--- Entries supplied ---

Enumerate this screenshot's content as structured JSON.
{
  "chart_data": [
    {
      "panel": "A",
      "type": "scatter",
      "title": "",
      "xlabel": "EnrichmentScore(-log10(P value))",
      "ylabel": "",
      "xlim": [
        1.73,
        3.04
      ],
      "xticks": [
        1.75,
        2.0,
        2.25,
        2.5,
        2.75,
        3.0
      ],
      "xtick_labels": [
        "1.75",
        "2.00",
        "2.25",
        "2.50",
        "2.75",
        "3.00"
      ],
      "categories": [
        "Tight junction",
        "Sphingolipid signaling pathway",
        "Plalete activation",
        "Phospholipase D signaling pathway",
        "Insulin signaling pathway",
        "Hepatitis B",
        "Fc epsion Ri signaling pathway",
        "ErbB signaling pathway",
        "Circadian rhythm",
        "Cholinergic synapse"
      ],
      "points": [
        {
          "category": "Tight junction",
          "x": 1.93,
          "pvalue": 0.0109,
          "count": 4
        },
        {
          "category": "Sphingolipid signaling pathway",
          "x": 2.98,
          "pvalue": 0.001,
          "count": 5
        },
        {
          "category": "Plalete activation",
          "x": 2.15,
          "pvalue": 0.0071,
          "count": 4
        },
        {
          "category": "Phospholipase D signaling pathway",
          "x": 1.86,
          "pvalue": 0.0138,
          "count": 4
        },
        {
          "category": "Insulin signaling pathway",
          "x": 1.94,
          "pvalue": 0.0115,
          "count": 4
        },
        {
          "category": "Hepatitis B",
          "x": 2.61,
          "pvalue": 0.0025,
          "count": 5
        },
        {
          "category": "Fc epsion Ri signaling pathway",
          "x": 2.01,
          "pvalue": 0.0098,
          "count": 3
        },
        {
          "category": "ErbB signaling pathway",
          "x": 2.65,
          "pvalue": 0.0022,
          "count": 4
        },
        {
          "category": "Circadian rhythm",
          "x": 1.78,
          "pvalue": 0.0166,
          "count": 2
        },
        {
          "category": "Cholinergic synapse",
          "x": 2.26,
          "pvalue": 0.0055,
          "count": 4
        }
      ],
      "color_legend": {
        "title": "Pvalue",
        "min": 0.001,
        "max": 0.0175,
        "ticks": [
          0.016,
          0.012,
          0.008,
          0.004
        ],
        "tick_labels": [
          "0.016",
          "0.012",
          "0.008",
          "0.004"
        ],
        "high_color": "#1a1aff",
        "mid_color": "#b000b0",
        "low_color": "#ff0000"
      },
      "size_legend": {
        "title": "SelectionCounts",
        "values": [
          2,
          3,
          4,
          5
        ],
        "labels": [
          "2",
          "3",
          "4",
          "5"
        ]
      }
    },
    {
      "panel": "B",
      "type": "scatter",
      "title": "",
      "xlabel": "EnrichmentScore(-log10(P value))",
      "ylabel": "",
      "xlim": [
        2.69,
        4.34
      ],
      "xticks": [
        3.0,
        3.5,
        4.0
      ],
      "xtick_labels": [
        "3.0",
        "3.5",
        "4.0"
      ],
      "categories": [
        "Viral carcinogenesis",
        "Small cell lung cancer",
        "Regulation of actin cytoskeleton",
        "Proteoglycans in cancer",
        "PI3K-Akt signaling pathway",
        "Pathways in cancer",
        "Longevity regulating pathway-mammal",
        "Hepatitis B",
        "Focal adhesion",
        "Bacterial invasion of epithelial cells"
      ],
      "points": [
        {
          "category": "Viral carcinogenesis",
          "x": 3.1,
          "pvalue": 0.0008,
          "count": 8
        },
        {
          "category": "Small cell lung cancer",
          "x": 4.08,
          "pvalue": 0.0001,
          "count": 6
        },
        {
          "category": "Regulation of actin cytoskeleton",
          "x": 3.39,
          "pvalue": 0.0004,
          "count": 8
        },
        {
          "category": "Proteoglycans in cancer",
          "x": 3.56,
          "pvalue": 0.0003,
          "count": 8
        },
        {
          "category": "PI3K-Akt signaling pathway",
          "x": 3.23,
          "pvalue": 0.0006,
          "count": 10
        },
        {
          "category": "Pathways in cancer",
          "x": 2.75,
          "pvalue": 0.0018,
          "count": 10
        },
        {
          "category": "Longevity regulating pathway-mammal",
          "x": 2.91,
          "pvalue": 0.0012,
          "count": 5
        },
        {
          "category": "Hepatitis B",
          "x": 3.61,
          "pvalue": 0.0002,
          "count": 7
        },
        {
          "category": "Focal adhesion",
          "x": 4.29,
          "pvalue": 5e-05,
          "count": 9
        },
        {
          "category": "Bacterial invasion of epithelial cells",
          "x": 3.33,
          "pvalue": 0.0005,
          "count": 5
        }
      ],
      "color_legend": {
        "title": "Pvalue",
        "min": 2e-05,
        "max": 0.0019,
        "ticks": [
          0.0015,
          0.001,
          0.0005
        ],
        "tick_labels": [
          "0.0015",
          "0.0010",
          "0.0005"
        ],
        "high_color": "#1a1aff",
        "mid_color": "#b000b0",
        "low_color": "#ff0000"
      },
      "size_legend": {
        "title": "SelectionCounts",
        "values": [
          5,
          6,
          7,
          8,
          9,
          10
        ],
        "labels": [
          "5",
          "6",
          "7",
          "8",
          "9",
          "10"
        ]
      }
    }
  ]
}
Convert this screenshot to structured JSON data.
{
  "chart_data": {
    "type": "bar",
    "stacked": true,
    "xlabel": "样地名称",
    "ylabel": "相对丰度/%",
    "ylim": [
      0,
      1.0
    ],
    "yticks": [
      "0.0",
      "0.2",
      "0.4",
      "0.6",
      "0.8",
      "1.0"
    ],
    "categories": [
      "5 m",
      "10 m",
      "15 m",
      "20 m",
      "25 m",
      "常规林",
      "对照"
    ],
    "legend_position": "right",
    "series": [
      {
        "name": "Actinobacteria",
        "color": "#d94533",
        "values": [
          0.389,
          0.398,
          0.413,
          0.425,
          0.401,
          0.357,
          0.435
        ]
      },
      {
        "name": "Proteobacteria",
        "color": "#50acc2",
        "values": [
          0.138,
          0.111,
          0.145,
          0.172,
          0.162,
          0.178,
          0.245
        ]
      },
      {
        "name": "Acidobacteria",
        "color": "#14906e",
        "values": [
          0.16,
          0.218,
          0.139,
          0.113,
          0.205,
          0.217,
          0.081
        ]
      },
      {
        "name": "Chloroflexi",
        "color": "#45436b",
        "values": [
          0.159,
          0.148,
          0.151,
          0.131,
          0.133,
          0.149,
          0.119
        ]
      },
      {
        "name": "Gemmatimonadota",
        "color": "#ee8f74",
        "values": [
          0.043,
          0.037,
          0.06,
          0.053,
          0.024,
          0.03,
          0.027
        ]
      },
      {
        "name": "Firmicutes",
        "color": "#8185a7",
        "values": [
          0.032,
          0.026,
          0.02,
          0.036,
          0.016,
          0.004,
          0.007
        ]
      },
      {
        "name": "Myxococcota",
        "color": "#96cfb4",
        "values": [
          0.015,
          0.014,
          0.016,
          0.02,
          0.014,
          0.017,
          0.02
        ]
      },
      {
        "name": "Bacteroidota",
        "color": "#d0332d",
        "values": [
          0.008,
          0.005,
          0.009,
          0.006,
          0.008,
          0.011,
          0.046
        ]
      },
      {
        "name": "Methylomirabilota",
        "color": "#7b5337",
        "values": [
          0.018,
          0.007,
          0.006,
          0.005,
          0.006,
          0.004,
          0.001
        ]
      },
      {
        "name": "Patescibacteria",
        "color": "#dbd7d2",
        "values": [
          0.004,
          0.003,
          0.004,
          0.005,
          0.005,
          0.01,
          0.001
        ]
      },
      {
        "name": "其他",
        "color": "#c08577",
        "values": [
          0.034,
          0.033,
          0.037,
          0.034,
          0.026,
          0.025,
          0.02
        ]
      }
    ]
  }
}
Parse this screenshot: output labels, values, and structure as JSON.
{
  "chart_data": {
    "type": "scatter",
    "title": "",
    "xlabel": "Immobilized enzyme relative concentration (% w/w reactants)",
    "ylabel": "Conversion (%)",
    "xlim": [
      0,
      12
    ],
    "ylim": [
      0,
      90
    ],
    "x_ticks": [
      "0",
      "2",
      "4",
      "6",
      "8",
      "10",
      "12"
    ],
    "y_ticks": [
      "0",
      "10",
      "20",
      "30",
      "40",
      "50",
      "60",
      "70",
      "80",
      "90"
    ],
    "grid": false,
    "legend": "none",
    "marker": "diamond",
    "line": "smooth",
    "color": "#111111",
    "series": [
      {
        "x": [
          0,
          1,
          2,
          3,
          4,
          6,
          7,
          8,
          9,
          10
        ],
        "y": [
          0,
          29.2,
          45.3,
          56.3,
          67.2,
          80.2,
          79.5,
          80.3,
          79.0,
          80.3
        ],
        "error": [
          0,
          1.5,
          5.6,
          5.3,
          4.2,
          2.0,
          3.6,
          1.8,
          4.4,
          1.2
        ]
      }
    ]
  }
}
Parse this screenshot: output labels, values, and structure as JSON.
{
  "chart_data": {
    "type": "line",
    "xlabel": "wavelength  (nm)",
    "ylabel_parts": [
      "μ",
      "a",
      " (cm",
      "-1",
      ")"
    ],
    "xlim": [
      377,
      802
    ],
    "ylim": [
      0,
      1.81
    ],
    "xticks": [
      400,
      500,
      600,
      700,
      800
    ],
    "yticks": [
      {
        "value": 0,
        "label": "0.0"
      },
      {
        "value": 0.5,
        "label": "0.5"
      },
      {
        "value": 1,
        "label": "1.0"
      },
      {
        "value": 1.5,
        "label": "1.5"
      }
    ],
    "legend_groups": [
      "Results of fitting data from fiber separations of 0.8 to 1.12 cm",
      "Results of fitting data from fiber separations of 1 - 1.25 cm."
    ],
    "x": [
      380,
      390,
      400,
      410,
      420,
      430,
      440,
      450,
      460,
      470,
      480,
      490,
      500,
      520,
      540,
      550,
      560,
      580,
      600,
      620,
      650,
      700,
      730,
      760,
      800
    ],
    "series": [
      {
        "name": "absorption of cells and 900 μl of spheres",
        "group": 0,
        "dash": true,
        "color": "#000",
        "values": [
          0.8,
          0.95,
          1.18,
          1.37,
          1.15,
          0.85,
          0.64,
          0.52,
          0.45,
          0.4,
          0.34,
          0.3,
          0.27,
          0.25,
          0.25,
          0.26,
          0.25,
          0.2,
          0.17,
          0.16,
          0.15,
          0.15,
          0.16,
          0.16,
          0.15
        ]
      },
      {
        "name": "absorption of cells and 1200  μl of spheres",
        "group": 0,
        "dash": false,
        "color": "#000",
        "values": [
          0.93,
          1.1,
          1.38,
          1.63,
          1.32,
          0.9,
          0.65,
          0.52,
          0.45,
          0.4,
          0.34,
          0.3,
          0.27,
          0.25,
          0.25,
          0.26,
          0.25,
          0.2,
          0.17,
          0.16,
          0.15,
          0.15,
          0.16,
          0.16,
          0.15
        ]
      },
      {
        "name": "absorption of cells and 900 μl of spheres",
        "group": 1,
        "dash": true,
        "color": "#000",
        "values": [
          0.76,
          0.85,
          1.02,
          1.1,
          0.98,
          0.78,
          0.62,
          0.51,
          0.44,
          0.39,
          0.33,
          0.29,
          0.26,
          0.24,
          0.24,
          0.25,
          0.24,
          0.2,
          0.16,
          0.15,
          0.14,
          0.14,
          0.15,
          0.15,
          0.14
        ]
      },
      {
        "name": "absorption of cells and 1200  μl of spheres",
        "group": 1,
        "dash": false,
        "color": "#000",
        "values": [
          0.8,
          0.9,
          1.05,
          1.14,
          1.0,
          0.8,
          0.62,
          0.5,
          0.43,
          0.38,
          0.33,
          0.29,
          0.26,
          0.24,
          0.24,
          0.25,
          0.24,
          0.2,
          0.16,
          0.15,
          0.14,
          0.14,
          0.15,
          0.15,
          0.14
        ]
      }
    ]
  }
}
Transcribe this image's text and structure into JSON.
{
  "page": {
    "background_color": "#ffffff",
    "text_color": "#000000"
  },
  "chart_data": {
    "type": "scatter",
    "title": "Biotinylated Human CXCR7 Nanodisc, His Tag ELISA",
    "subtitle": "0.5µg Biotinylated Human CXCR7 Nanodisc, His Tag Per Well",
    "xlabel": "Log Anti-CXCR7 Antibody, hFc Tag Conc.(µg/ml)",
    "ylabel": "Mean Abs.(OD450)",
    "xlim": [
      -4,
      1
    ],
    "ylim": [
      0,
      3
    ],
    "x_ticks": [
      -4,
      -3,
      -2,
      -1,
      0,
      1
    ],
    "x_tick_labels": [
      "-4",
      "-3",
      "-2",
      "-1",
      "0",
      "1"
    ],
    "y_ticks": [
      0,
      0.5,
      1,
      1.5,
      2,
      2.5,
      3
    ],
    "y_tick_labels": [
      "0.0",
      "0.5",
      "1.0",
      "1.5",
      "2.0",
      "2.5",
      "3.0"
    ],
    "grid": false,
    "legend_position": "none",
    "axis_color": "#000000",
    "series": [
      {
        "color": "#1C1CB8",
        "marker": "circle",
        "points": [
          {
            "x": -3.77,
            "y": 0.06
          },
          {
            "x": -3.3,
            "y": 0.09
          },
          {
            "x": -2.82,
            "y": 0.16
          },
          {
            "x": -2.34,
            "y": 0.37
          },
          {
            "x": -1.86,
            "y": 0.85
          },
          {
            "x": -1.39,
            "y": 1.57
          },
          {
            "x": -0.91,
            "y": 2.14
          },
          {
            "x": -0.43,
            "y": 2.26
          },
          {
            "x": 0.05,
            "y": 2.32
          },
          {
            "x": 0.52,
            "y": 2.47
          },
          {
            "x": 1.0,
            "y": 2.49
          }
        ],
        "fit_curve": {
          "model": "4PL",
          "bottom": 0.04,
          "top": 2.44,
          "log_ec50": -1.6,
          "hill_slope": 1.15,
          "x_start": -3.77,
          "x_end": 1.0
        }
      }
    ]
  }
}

---

*Problem statement*
Among the records above, find each line containing the string "cytoskeleton" and copy it.

*Response box*
        "Regulation of actin cytoskeleton",
          "category": "Regulation of actin cytoskeleton",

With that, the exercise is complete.